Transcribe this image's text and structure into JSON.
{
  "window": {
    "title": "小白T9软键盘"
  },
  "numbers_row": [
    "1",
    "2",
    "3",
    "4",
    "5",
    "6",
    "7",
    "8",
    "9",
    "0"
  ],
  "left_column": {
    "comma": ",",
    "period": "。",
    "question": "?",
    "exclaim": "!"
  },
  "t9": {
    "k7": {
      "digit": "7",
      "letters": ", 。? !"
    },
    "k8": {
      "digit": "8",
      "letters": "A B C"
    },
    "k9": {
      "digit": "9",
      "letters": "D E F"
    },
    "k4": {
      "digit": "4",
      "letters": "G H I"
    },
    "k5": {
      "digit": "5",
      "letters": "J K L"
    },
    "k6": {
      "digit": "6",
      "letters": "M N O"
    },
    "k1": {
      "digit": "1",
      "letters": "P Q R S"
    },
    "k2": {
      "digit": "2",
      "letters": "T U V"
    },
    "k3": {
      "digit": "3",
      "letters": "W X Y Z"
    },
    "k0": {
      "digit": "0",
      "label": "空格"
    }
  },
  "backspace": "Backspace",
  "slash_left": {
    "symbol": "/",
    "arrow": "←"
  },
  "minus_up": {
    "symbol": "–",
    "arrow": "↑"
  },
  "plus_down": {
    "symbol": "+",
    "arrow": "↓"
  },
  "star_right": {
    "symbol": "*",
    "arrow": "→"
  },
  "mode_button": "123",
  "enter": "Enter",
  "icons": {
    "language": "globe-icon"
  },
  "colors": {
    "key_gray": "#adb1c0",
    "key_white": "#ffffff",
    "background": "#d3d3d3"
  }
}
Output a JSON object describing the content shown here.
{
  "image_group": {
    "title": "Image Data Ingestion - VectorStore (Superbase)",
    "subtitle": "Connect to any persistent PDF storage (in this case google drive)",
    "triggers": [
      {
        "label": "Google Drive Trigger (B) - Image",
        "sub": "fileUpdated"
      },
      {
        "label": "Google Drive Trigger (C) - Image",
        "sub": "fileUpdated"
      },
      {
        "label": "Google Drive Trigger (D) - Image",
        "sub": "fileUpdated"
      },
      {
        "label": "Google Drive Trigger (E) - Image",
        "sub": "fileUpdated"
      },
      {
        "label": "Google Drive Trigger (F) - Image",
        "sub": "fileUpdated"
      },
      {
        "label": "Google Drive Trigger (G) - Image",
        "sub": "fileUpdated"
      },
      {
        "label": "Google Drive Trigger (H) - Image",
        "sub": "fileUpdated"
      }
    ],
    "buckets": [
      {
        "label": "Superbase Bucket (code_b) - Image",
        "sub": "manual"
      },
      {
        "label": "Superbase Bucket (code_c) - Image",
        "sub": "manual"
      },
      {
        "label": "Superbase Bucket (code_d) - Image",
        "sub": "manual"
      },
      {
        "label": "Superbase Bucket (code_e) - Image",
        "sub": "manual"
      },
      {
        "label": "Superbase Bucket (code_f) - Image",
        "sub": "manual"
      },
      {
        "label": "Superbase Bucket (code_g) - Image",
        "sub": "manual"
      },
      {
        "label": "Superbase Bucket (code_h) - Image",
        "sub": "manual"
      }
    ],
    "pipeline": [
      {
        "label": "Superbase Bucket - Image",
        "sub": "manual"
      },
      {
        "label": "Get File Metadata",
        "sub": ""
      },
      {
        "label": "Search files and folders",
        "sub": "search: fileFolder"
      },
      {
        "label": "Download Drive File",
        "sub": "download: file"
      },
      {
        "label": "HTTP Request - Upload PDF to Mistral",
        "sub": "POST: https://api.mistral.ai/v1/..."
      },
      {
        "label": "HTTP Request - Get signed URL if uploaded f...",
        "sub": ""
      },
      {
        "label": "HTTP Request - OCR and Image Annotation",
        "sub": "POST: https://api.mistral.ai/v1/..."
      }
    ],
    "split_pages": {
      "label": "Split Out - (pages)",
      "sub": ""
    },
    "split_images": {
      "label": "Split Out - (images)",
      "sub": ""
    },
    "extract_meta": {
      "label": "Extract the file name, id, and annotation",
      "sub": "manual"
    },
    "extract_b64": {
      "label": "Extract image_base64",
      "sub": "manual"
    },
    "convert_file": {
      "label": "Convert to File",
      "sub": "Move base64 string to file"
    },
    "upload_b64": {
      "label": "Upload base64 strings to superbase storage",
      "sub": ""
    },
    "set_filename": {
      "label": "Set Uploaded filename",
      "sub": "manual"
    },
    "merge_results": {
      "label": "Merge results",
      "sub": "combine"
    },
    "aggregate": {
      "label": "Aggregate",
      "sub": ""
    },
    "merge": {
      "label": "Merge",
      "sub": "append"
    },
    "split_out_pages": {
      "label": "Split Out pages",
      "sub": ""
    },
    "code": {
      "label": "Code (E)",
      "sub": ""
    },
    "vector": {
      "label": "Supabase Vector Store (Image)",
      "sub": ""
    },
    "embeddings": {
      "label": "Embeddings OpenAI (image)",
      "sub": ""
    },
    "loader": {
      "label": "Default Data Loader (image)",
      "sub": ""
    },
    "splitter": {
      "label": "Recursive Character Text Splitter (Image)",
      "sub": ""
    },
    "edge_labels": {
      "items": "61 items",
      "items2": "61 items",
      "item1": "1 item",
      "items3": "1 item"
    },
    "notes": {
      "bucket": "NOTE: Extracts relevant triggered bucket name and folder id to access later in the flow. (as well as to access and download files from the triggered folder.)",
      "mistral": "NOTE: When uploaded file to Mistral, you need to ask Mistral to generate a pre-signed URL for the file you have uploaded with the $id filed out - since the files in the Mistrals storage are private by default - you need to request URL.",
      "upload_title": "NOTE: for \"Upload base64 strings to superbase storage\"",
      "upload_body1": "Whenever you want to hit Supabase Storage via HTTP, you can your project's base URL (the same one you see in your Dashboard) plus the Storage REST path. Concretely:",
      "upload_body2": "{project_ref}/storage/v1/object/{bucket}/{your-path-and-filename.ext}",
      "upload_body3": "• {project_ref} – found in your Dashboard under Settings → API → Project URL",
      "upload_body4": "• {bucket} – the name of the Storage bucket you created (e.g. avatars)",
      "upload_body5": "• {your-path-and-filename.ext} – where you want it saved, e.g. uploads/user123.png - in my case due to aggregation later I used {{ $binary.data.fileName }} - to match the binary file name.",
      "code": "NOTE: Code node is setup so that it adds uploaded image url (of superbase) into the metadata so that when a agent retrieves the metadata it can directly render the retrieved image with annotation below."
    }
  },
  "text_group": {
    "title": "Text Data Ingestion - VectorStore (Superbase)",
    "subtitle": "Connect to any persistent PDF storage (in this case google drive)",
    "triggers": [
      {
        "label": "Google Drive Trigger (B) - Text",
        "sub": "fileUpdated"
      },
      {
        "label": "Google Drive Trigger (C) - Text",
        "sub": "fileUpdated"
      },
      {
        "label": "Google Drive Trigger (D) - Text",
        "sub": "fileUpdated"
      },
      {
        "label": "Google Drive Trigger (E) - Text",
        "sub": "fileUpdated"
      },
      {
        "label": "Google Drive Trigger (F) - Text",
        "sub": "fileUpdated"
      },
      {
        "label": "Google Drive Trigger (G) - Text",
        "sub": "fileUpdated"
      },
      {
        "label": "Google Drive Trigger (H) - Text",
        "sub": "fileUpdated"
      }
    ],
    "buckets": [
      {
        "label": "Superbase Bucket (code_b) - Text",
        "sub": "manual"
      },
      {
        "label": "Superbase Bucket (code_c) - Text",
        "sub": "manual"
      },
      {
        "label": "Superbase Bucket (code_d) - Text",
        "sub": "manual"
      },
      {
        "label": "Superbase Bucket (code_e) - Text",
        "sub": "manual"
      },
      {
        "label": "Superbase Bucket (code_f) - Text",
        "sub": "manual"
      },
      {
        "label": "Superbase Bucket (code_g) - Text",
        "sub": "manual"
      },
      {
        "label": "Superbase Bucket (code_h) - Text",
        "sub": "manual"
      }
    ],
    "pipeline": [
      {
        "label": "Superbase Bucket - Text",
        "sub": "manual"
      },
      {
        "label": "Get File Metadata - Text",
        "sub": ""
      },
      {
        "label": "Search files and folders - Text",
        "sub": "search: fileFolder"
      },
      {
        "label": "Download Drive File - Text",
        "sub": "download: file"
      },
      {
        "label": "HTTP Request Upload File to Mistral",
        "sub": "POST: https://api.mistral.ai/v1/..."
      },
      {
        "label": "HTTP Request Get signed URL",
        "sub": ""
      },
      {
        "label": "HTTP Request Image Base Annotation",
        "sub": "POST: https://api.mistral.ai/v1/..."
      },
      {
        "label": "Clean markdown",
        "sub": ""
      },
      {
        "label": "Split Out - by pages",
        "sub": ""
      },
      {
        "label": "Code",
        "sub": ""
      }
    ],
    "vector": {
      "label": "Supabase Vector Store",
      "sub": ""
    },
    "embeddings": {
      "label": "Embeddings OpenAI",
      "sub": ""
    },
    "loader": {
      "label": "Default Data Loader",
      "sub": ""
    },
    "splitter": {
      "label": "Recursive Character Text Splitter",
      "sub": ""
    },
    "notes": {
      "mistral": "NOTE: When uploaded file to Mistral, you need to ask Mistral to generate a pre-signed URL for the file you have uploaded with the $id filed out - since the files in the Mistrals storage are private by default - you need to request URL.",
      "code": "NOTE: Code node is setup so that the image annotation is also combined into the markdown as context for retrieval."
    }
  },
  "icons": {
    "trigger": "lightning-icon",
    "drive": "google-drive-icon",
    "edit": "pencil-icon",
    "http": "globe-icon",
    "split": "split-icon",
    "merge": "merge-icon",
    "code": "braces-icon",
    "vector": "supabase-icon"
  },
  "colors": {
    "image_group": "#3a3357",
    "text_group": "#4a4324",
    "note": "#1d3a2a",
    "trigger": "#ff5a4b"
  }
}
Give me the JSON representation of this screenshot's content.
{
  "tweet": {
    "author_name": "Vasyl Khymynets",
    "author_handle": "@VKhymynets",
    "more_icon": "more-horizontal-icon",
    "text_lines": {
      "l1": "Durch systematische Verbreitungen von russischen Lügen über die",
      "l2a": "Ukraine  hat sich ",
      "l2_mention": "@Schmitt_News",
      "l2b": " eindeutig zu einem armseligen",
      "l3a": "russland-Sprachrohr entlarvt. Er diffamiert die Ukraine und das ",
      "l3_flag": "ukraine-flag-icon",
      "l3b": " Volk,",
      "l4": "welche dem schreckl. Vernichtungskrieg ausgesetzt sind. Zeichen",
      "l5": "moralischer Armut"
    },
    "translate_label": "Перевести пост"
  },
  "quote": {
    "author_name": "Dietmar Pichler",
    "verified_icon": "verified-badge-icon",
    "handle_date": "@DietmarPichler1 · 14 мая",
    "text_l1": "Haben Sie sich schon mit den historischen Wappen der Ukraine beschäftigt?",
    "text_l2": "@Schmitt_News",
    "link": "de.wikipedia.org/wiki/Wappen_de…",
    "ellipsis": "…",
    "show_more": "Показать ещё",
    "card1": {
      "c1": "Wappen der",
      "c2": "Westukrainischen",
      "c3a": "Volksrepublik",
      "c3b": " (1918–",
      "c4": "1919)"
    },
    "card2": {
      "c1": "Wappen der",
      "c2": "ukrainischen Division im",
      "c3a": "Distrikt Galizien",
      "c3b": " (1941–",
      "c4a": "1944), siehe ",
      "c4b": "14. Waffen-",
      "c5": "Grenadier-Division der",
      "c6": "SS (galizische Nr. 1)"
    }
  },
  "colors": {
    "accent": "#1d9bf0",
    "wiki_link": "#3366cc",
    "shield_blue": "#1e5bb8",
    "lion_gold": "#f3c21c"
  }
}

====

- **EXERCISE**: In the material above, show every line where the word "into" turns up.

- **THE ANSWER**:
Transcribe this image's text and structure into JSON.
      "code": "NOTE: Code node is setup so that it adds uploaded image url (of superbase) into the metadata so that when a agent retrieves the metadata it can directly render the retrieved image with annotation below."
      "code": "NOTE: Code node is setup so that the image annotation is also combined into the markdown as context for retrieval."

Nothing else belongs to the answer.